Coordinate annotation records:
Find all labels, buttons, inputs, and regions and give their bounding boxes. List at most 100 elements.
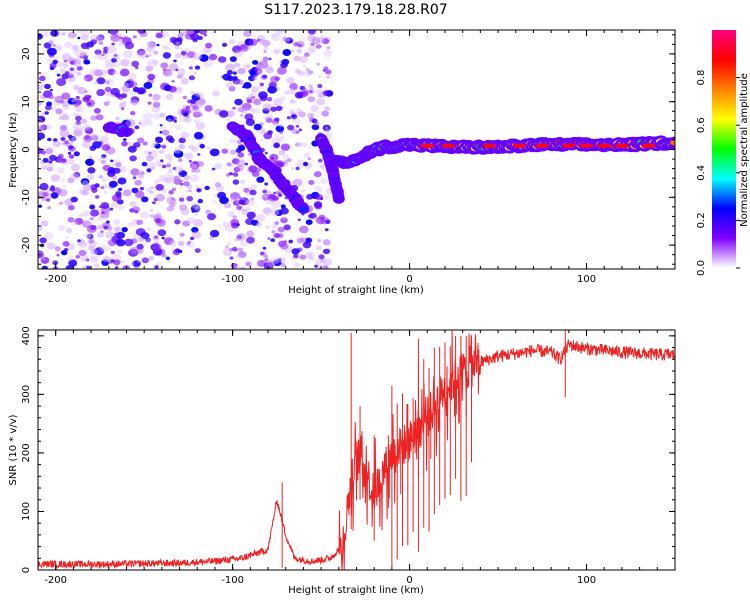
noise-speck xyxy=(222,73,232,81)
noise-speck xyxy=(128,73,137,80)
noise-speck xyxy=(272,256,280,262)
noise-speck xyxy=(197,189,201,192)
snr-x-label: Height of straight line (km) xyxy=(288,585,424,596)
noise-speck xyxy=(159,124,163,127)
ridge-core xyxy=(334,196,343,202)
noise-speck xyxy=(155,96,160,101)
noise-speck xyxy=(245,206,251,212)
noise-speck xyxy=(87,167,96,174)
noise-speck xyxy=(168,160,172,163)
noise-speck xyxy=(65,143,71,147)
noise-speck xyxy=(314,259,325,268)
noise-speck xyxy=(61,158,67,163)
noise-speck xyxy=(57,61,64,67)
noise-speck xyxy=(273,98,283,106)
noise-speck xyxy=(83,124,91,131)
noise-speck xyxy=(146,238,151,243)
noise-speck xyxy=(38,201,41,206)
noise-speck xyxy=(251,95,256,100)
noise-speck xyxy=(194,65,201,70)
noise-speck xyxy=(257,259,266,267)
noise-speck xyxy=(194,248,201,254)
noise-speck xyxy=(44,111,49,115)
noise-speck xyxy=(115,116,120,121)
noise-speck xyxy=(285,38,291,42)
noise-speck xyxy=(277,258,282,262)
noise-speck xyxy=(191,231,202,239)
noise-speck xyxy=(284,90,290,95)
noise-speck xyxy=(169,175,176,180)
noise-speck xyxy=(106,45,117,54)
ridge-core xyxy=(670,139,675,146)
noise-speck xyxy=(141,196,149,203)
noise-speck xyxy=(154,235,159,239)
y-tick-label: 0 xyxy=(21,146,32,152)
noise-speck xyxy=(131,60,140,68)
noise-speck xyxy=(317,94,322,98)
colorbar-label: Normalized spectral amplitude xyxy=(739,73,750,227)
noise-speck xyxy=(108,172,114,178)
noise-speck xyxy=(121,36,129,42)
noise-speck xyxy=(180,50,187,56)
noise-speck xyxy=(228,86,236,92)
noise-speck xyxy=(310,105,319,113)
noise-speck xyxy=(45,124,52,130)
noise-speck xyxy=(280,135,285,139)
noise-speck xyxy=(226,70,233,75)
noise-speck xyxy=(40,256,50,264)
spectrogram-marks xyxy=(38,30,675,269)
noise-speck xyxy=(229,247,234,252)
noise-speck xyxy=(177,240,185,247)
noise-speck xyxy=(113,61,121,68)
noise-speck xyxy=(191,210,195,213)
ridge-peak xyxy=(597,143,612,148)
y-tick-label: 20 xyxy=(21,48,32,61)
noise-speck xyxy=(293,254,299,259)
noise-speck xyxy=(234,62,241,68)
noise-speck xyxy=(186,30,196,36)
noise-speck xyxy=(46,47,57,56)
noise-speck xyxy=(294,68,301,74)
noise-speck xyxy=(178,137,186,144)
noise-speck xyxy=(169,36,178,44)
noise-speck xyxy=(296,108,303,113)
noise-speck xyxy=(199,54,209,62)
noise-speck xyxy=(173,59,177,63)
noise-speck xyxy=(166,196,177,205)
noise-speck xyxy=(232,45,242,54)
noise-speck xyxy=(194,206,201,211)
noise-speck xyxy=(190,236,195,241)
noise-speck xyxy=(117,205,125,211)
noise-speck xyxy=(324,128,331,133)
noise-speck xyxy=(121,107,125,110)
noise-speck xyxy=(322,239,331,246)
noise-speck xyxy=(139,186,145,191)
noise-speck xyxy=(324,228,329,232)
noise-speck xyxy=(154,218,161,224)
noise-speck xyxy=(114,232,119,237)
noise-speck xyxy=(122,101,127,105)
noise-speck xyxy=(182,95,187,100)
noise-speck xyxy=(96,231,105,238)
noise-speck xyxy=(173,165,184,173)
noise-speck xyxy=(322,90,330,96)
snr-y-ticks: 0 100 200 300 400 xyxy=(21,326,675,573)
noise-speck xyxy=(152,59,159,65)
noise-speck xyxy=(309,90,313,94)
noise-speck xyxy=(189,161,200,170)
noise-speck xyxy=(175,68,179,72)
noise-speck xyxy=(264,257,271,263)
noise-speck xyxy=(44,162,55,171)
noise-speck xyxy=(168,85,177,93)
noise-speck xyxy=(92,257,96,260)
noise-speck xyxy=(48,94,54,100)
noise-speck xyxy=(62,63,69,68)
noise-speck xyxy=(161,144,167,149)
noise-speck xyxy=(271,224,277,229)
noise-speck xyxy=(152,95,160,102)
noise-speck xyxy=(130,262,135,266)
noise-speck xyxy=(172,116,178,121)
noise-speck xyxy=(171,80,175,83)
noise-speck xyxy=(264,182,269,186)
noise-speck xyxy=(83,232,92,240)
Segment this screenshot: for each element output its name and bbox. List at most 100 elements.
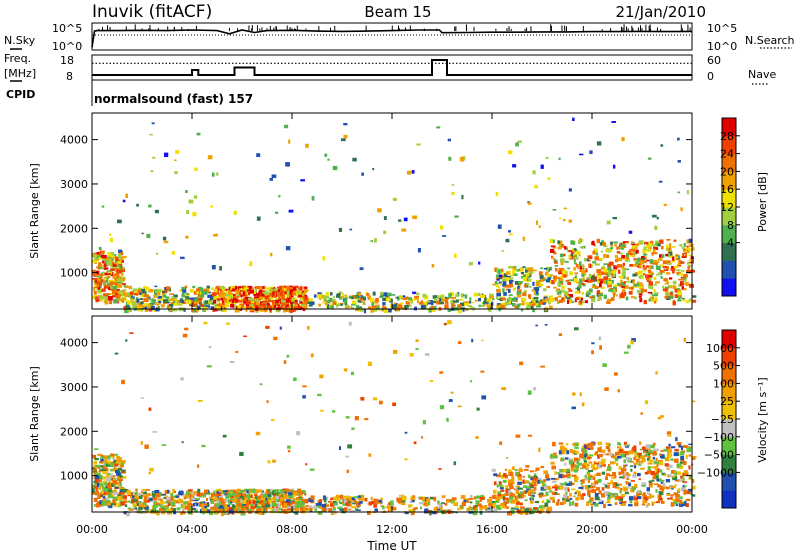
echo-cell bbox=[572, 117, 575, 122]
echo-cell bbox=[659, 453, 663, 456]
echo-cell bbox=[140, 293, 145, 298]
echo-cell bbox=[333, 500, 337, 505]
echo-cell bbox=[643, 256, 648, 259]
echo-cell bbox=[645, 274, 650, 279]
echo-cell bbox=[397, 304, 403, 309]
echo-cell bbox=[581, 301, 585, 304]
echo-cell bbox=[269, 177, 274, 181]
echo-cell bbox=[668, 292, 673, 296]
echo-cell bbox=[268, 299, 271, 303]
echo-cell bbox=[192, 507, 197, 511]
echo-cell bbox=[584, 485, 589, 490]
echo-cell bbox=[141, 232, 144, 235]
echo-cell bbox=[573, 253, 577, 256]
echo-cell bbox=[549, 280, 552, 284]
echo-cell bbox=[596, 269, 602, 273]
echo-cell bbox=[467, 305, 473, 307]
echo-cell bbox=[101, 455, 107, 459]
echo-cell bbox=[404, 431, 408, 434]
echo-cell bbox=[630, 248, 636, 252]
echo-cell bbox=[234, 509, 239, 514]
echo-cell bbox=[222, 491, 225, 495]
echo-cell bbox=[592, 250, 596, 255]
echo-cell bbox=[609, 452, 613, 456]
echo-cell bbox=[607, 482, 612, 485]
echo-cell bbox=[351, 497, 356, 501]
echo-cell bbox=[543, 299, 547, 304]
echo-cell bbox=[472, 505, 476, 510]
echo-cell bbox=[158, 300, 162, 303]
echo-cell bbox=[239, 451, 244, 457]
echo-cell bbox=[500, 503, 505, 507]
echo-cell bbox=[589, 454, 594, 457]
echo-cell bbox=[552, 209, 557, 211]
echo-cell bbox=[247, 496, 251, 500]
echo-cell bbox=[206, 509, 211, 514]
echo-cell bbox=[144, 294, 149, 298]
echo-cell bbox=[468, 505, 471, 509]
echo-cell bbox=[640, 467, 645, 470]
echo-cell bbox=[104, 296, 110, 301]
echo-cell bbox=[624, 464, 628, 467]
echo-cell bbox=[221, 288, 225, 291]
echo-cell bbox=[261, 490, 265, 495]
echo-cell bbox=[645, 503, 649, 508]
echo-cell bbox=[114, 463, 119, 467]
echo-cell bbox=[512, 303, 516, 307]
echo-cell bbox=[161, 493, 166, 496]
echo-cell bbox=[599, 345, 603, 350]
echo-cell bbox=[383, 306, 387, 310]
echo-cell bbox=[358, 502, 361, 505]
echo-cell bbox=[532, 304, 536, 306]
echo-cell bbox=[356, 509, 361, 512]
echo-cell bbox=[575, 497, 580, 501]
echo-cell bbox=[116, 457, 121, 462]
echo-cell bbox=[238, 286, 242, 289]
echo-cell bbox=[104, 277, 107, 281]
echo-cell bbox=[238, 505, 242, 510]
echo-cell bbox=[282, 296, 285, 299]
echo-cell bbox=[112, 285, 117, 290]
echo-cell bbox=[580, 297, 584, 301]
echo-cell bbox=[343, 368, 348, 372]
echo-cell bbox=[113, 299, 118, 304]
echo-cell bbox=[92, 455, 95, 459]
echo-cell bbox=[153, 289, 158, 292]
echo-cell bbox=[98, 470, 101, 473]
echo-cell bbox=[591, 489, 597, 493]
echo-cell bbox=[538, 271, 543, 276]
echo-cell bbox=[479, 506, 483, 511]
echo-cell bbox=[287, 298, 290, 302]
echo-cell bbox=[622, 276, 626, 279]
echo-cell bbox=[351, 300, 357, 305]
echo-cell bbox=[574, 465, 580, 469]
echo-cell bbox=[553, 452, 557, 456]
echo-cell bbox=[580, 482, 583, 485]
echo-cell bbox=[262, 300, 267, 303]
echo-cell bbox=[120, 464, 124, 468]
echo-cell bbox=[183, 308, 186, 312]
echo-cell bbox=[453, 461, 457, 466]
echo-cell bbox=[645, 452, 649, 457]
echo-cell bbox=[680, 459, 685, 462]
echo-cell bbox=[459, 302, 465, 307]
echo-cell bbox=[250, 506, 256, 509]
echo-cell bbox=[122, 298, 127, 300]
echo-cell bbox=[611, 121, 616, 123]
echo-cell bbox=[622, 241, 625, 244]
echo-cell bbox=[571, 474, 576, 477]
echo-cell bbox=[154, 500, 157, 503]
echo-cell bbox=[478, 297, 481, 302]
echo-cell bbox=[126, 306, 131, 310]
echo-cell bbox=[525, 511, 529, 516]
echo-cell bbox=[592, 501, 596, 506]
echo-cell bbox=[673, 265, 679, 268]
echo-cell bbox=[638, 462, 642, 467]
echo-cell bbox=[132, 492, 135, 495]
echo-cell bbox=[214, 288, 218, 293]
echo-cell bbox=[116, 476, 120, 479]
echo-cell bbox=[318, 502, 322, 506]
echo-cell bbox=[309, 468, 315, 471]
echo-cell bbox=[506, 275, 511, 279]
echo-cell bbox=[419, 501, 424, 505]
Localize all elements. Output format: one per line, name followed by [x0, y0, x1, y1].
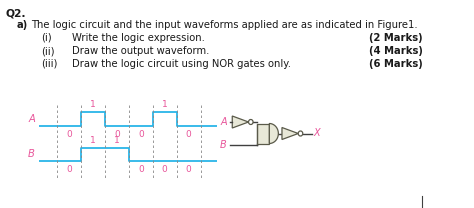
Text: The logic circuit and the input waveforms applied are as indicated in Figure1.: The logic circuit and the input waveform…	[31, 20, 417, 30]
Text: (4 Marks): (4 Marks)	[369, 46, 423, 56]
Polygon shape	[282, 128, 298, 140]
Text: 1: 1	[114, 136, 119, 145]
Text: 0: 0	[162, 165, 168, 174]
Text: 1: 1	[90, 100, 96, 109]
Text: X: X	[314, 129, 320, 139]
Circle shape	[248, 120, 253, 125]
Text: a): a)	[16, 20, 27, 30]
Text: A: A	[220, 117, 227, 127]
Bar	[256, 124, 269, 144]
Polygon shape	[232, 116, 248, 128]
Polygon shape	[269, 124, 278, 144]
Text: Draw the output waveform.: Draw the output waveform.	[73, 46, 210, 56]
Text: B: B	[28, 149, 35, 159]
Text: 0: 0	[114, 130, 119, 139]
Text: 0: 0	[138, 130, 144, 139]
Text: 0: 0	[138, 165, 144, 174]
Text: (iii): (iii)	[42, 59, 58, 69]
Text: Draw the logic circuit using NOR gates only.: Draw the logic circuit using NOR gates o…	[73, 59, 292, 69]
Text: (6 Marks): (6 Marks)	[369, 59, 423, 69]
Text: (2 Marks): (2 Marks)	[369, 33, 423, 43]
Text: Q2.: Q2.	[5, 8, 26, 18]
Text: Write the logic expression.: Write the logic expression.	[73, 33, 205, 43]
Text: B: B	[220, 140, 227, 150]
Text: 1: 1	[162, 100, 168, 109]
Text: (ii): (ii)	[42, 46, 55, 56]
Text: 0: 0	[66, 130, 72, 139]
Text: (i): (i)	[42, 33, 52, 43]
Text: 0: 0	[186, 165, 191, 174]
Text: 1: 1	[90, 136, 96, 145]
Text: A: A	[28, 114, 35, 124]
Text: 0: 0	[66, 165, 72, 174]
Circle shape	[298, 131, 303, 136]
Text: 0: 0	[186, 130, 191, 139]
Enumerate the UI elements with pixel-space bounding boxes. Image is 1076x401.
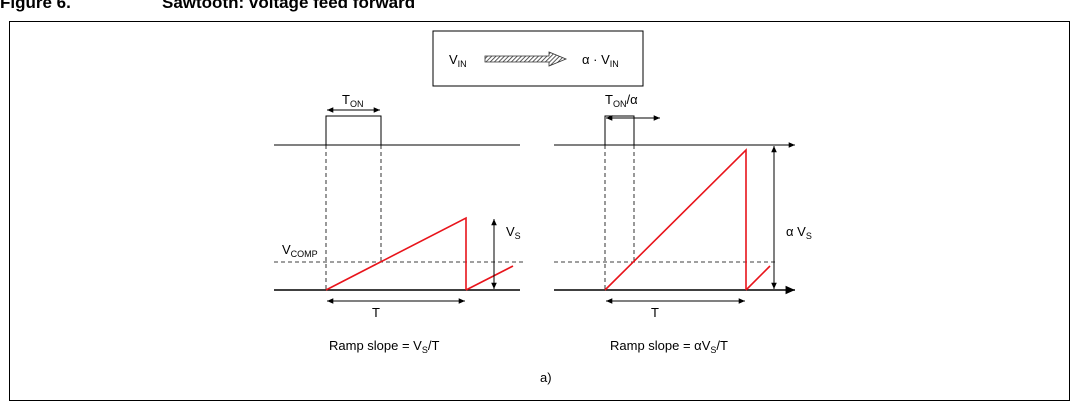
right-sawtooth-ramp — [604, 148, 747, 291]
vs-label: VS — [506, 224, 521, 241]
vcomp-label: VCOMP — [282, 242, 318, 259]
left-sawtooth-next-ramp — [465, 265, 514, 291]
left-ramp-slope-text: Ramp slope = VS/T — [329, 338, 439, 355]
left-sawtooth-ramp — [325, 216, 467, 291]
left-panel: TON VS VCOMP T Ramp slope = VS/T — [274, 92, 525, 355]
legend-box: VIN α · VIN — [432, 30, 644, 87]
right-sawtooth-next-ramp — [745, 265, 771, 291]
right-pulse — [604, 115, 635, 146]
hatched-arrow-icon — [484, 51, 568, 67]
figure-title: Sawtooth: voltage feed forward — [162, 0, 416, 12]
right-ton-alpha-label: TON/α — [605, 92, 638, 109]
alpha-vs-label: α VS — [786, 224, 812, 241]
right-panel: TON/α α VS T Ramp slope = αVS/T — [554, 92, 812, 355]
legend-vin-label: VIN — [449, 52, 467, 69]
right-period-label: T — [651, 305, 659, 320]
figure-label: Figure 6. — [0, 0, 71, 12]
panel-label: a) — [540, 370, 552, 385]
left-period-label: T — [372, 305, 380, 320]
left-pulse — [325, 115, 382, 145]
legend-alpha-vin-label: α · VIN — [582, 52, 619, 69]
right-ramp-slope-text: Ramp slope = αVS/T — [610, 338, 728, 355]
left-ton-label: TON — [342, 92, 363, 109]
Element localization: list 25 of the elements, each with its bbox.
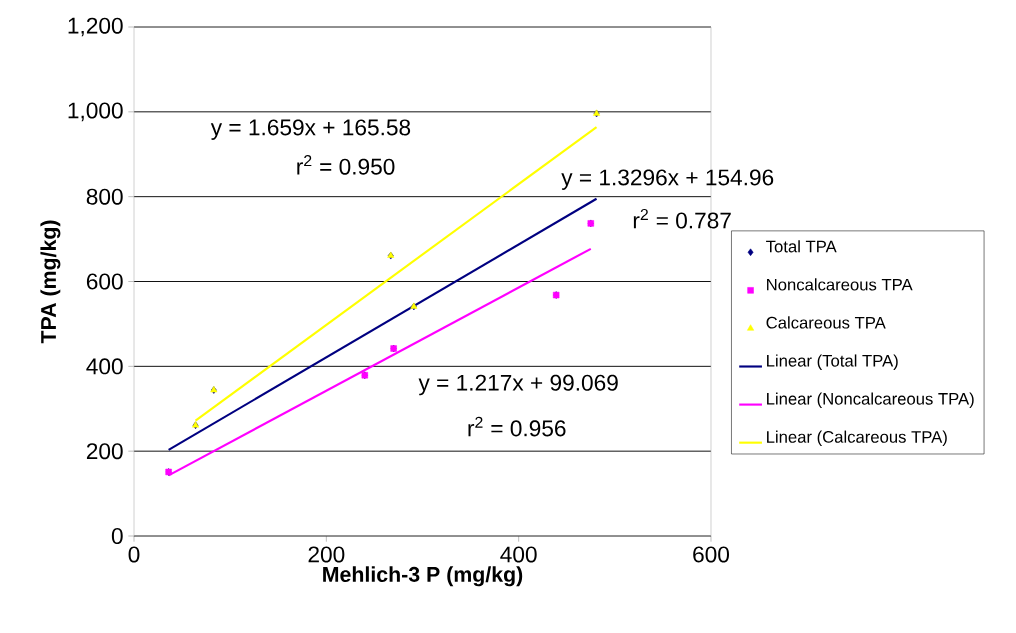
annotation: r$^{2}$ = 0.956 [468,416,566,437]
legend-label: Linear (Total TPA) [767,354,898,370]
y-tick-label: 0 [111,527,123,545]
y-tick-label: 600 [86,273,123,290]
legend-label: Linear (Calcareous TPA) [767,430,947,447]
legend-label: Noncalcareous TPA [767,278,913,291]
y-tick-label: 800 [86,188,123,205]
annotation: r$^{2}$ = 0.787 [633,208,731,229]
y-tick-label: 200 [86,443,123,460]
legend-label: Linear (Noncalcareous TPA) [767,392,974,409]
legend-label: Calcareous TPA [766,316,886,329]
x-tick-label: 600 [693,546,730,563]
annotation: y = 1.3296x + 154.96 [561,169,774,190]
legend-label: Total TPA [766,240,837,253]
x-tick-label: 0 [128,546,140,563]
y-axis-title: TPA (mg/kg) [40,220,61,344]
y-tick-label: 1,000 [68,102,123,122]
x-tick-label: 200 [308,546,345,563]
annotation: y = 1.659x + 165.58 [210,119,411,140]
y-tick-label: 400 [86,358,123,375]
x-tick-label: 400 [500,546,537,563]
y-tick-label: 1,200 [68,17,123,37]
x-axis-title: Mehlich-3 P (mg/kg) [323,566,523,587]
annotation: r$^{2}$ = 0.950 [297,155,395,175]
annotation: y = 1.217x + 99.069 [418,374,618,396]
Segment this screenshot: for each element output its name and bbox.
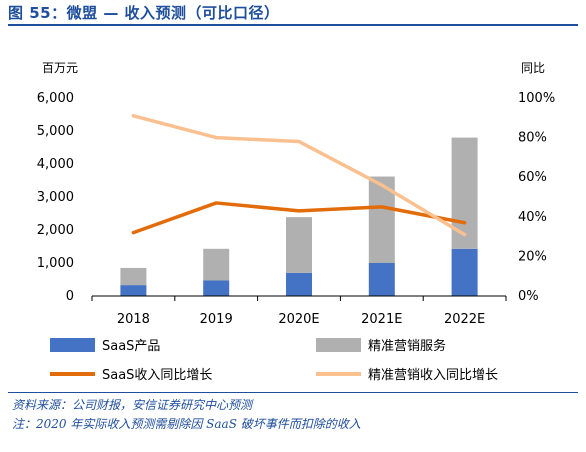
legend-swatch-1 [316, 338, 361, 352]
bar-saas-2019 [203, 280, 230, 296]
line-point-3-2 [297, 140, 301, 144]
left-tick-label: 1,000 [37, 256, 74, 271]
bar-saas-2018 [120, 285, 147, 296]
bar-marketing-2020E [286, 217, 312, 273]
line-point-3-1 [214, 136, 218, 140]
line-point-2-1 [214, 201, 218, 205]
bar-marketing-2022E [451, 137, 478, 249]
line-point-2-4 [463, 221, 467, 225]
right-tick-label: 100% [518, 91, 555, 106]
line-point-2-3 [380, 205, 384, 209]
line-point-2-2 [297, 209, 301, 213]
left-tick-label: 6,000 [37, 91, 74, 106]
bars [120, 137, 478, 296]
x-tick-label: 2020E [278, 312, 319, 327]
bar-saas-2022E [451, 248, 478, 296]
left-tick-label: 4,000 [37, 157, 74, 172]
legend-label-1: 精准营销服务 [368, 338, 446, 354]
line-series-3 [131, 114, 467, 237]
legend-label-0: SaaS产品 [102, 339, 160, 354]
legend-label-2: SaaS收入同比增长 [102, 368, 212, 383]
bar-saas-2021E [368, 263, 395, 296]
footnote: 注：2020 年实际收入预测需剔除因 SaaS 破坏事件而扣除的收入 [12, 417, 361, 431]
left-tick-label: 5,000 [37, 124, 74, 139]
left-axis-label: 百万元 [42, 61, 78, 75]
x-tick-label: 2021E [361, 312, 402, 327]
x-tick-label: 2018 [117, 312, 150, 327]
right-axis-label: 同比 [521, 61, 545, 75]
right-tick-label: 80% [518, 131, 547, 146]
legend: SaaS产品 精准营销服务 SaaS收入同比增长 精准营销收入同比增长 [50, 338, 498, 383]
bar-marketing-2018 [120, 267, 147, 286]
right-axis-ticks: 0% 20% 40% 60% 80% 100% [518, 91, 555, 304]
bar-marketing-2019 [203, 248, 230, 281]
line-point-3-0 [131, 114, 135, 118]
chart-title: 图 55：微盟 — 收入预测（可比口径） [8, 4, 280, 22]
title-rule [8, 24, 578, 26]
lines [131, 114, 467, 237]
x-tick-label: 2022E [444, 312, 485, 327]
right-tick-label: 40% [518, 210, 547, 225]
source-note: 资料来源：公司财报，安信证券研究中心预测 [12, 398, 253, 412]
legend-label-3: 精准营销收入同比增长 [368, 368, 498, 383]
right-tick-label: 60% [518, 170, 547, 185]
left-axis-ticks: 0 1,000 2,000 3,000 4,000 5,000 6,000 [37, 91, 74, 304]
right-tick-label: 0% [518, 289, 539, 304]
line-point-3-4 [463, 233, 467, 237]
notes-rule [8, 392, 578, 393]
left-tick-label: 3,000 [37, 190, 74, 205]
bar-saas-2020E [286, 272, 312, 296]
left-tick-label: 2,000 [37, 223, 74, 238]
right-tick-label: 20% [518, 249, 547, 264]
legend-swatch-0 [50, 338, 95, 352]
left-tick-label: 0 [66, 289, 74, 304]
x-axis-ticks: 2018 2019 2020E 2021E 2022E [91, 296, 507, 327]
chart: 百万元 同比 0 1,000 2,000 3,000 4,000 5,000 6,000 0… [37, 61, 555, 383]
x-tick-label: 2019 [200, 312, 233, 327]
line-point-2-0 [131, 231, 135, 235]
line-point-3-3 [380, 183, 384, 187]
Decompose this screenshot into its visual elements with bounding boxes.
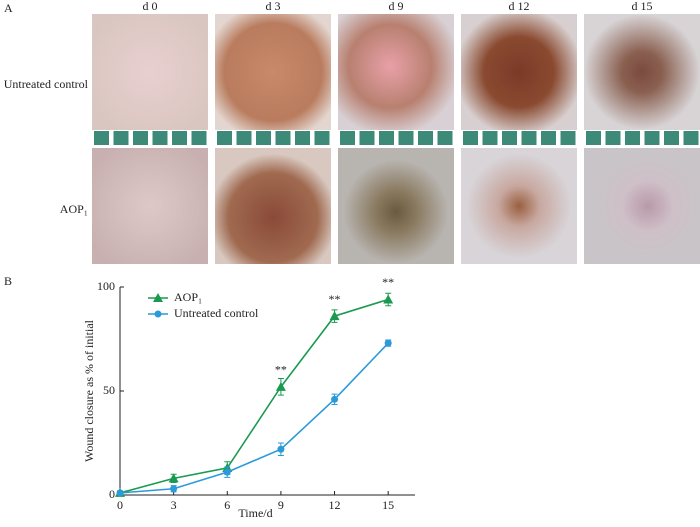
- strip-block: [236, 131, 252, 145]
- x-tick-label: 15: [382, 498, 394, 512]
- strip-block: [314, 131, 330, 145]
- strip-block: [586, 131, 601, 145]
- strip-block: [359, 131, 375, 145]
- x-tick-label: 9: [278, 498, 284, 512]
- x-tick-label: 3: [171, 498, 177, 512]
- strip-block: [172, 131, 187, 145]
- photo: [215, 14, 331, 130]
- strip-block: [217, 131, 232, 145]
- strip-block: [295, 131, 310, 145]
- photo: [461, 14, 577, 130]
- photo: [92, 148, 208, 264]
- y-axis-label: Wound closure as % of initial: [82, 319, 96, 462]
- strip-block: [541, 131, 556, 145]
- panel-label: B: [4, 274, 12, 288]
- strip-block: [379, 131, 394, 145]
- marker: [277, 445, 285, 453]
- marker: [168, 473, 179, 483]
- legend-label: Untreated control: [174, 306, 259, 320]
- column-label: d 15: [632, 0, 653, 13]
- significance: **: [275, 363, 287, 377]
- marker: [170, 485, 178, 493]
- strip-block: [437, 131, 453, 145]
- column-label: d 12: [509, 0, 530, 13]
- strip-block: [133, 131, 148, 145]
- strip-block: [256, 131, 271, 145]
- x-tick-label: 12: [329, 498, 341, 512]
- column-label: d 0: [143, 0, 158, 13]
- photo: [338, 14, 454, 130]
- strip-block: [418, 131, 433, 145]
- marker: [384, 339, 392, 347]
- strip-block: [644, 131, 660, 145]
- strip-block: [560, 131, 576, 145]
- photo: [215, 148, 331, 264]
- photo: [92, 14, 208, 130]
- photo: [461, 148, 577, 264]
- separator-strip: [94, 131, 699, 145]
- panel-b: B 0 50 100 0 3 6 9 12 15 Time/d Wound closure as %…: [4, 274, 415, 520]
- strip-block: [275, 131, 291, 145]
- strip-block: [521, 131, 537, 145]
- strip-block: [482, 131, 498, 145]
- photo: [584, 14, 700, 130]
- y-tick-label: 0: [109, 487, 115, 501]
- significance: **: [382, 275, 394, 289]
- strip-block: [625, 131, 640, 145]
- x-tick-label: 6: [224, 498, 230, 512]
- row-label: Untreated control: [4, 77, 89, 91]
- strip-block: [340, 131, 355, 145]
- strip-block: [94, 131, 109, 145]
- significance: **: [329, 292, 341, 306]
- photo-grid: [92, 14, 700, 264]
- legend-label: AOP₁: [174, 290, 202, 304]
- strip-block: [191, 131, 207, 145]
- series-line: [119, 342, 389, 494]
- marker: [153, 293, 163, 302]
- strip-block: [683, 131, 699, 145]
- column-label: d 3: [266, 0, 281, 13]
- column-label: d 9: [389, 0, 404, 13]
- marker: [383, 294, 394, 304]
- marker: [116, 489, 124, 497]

# [Stated exercise]
Copy out verbatim the part of the records that opens with the line containing "Text: The logic" and closes with the line containing "Text: Draw the output", including both of those lines.

# [Output]
Text: The logic circuit and the input waveforms applied are as indicated in Figure1.: The logic circuit and the input waveform…	[31, 20, 417, 30]
Text: (4 Marks): (4 Marks)	[369, 46, 423, 56]
Polygon shape	[282, 128, 298, 140]
Text: 1: 1	[114, 136, 119, 145]
Text: 0: 0	[162, 165, 168, 174]
Text: 1: 1	[90, 100, 96, 109]
Text: X: X	[314, 129, 320, 139]
Circle shape	[248, 120, 253, 125]
Text: a): a)	[16, 20, 27, 30]
Text: A: A	[220, 117, 227, 127]
Bar	[256, 124, 269, 144]
Polygon shape	[232, 116, 248, 128]
Polygon shape	[269, 124, 278, 144]
Text: Draw the output waveform.: Draw the output waveform.	[73, 46, 210, 56]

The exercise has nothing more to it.